REQUIRED WORK: Reproduce every line of the following material verbatim, without changing any character.

(Layout coordinate data)
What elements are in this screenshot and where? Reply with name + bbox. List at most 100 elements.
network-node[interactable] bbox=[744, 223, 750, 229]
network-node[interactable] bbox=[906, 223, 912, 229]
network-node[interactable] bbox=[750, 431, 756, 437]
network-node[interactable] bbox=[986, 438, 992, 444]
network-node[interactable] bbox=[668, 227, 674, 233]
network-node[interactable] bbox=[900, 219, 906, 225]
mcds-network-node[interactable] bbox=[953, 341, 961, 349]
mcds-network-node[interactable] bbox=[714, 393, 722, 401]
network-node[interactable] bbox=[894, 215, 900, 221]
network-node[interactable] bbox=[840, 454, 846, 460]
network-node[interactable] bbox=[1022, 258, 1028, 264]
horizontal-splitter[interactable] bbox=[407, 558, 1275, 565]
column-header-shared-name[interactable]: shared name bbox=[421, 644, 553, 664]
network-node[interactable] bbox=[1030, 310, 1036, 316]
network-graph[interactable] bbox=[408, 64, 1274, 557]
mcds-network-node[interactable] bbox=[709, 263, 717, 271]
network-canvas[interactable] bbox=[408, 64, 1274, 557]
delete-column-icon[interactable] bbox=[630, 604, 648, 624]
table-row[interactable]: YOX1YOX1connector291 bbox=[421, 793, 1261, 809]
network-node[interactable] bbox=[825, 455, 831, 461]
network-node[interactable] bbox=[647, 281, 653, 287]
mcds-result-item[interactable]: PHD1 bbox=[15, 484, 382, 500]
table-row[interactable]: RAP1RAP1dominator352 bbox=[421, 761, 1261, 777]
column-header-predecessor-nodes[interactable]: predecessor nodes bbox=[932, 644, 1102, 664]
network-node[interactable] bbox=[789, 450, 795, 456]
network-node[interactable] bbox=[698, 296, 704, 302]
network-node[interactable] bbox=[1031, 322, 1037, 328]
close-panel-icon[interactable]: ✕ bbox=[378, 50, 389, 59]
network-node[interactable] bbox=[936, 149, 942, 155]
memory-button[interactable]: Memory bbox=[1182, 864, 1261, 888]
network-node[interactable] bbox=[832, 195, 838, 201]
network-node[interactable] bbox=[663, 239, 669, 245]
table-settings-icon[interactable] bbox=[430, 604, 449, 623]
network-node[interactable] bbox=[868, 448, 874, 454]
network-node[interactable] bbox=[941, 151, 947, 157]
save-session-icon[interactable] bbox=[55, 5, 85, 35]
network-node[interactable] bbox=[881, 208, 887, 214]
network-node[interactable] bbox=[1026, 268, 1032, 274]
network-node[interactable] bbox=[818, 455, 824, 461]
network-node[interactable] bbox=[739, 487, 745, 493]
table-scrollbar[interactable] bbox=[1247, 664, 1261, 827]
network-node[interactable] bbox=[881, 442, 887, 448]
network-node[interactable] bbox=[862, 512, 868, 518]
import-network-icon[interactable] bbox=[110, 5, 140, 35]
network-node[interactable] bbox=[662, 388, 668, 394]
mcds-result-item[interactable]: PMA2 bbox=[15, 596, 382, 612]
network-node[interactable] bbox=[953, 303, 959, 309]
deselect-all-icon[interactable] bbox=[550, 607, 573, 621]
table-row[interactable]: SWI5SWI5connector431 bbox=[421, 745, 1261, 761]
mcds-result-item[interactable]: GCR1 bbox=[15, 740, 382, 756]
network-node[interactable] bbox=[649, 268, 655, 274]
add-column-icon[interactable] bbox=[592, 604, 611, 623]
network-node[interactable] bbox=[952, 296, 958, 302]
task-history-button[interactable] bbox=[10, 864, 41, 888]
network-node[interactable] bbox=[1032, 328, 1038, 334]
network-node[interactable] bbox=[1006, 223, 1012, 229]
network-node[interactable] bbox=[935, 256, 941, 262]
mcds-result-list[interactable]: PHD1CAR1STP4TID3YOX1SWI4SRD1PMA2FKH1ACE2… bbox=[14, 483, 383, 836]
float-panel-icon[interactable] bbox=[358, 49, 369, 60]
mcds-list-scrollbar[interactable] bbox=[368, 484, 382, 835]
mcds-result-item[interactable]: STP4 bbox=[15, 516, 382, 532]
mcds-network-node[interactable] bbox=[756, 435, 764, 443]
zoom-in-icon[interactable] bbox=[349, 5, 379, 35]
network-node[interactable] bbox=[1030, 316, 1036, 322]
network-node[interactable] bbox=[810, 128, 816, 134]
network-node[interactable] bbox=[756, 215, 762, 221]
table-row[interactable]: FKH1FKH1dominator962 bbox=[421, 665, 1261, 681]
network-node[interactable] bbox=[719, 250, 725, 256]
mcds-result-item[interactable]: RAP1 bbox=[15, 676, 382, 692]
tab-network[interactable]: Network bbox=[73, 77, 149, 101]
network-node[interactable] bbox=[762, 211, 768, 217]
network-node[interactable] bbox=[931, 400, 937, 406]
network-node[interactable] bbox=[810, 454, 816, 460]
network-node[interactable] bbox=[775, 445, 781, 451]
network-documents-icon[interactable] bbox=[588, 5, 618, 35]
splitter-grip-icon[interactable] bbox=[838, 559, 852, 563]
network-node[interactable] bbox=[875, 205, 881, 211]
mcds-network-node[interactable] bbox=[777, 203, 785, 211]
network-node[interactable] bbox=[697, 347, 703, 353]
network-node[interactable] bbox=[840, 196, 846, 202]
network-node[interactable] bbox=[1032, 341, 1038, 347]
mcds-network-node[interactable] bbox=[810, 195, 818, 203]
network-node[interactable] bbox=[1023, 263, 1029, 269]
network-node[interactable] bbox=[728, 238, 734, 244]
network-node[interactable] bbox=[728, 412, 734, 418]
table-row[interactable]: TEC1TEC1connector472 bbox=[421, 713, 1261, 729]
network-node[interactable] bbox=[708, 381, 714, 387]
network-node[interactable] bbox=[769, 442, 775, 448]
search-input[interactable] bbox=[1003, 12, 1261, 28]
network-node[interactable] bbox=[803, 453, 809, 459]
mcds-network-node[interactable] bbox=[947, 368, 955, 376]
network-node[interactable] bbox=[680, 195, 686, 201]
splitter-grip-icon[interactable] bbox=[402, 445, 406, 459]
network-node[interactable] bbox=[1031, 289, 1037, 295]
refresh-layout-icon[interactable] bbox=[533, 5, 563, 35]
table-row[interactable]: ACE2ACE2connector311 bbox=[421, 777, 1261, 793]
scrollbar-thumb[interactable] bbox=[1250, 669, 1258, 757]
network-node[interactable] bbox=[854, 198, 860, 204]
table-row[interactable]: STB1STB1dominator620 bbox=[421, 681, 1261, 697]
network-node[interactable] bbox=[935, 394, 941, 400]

TASK RESPONSE:
What elements are in this screenshot and where? Reply with name + bbox. List at most 100 elements.
network-node[interactable] bbox=[744, 223, 750, 229]
network-node[interactable] bbox=[906, 223, 912, 229]
network-node[interactable] bbox=[750, 431, 756, 437]
network-node[interactable] bbox=[986, 438, 992, 444]
network-node[interactable] bbox=[668, 227, 674, 233]
network-node[interactable] bbox=[900, 219, 906, 225]
mcds-network-node[interactable] bbox=[953, 341, 961, 349]
mcds-network-node[interactable] bbox=[714, 393, 722, 401]
network-node[interactable] bbox=[894, 215, 900, 221]
network-node[interactable] bbox=[840, 454, 846, 460]
network-node[interactable] bbox=[1022, 258, 1028, 264]
horizontal-splitter[interactable] bbox=[407, 558, 1275, 565]
column-header-shared-name[interactable]: shared name bbox=[421, 644, 553, 664]
network-node[interactable] bbox=[1030, 310, 1036, 316]
network-graph[interactable] bbox=[408, 64, 1274, 557]
mcds-network-node[interactable] bbox=[709, 263, 717, 271]
network-canvas[interactable] bbox=[408, 64, 1274, 557]
delete-column-icon[interactable] bbox=[630, 604, 648, 624]
table-row[interactable]: YOX1YOX1connector291 bbox=[421, 793, 1261, 809]
network-node[interactable] bbox=[825, 455, 831, 461]
network-node[interactable] bbox=[647, 281, 653, 287]
mcds-result-item[interactable]: PHD1 bbox=[15, 484, 382, 500]
table-row[interactable]: RAP1RAP1dominator352 bbox=[421, 761, 1261, 777]
column-header-predecessor-nodes[interactable]: predecessor nodes bbox=[932, 644, 1102, 664]
network-node[interactable] bbox=[789, 450, 795, 456]
network-node[interactable] bbox=[698, 296, 704, 302]
network-node[interactable] bbox=[1031, 322, 1037, 328]
close-panel-icon[interactable]: ✕ bbox=[378, 50, 389, 59]
network-node[interactable] bbox=[936, 149, 942, 155]
memory-button[interactable]: Memory bbox=[1182, 864, 1261, 888]
network-node[interactable] bbox=[832, 195, 838, 201]
network-node[interactable] bbox=[663, 239, 669, 245]
table-settings-icon[interactable] bbox=[430, 604, 449, 623]
network-node[interactable] bbox=[868, 448, 874, 454]
network-node[interactable] bbox=[941, 151, 947, 157]
save-session-icon[interactable] bbox=[55, 5, 85, 35]
network-node[interactable] bbox=[881, 208, 887, 214]
network-node[interactable] bbox=[1026, 268, 1032, 274]
network-node[interactable] bbox=[818, 455, 824, 461]
network-node[interactable] bbox=[739, 487, 745, 493]
table-scrollbar[interactable] bbox=[1247, 664, 1261, 827]
network-node[interactable] bbox=[881, 442, 887, 448]
network-node[interactable] bbox=[862, 512, 868, 518]
import-network-icon[interactable] bbox=[110, 5, 140, 35]
network-node[interactable] bbox=[662, 388, 668, 394]
mcds-result-item[interactable]: PMA2 bbox=[15, 596, 382, 612]
network-node[interactable] bbox=[953, 303, 959, 309]
deselect-all-icon[interactable] bbox=[550, 607, 573, 621]
table-row[interactable]: SWI5SWI5connector431 bbox=[421, 745, 1261, 761]
mcds-result-item[interactable]: GCR1 bbox=[15, 740, 382, 756]
network-node[interactable] bbox=[649, 268, 655, 274]
add-column-icon[interactable] bbox=[592, 604, 611, 623]
network-node[interactable] bbox=[952, 296, 958, 302]
task-history-button[interactable] bbox=[10, 864, 41, 888]
network-node[interactable] bbox=[1032, 328, 1038, 334]
network-node[interactable] bbox=[1006, 223, 1012, 229]
network-node[interactable] bbox=[935, 256, 941, 262]
mcds-result-list[interactable]: PHD1CAR1STP4TID3YOX1SWI4SRD1PMA2FKH1ACE2… bbox=[14, 483, 383, 836]
float-panel-icon[interactable] bbox=[358, 49, 369, 60]
mcds-list-scrollbar[interactable] bbox=[368, 484, 382, 835]
mcds-result-item[interactable]: STP4 bbox=[15, 516, 382, 532]
mcds-network-node[interactable] bbox=[756, 435, 764, 443]
zoom-in-icon[interactable] bbox=[349, 5, 379, 35]
network-node[interactable] bbox=[1030, 316, 1036, 322]
network-node[interactable] bbox=[810, 128, 816, 134]
network-node[interactable] bbox=[756, 215, 762, 221]
table-row[interactable]: FKH1FKH1dominator962 bbox=[421, 665, 1261, 681]
network-node[interactable] bbox=[719, 250, 725, 256]
mcds-result-item[interactable]: RAP1 bbox=[15, 676, 382, 692]
tab-network[interactable]: Network bbox=[73, 77, 149, 101]
network-node[interactable] bbox=[762, 211, 768, 217]
network-node[interactable] bbox=[931, 400, 937, 406]
network-node[interactable] bbox=[810, 454, 816, 460]
network-node[interactable] bbox=[775, 445, 781, 451]
network-documents-icon[interactable] bbox=[588, 5, 618, 35]
splitter-grip-icon[interactable] bbox=[838, 559, 852, 563]
network-node[interactable] bbox=[875, 205, 881, 211]
mcds-network-node[interactable] bbox=[777, 203, 785, 211]
network-node[interactable] bbox=[697, 347, 703, 353]
network-node[interactable] bbox=[840, 196, 846, 202]
network-node[interactable] bbox=[1032, 341, 1038, 347]
mcds-network-node[interactable] bbox=[810, 195, 818, 203]
network-node[interactable] bbox=[1023, 263, 1029, 269]
network-node[interactable] bbox=[728, 238, 734, 244]
network-node[interactable] bbox=[728, 412, 734, 418]
table-row[interactable]: TEC1TEC1connector472 bbox=[421, 713, 1261, 729]
network-node[interactable] bbox=[708, 381, 714, 387]
network-node[interactable] bbox=[769, 442, 775, 448]
search-input[interactable] bbox=[1003, 12, 1261, 28]
network-node[interactable] bbox=[803, 453, 809, 459]
mcds-network-node[interactable] bbox=[947, 368, 955, 376]
network-node[interactable] bbox=[680, 195, 686, 201]
splitter-grip-icon[interactable] bbox=[402, 445, 406, 459]
network-node[interactable] bbox=[1031, 289, 1037, 295]
refresh-layout-icon[interactable] bbox=[533, 5, 563, 35]
table-row[interactable]: ACE2ACE2connector311 bbox=[421, 777, 1261, 793]
scrollbar-thumb[interactable] bbox=[1250, 669, 1258, 757]
network-node[interactable] bbox=[854, 198, 860, 204]
table-row[interactable]: STB1STB1dominator620 bbox=[421, 681, 1261, 697]
network-node[interactable] bbox=[935, 394, 941, 400]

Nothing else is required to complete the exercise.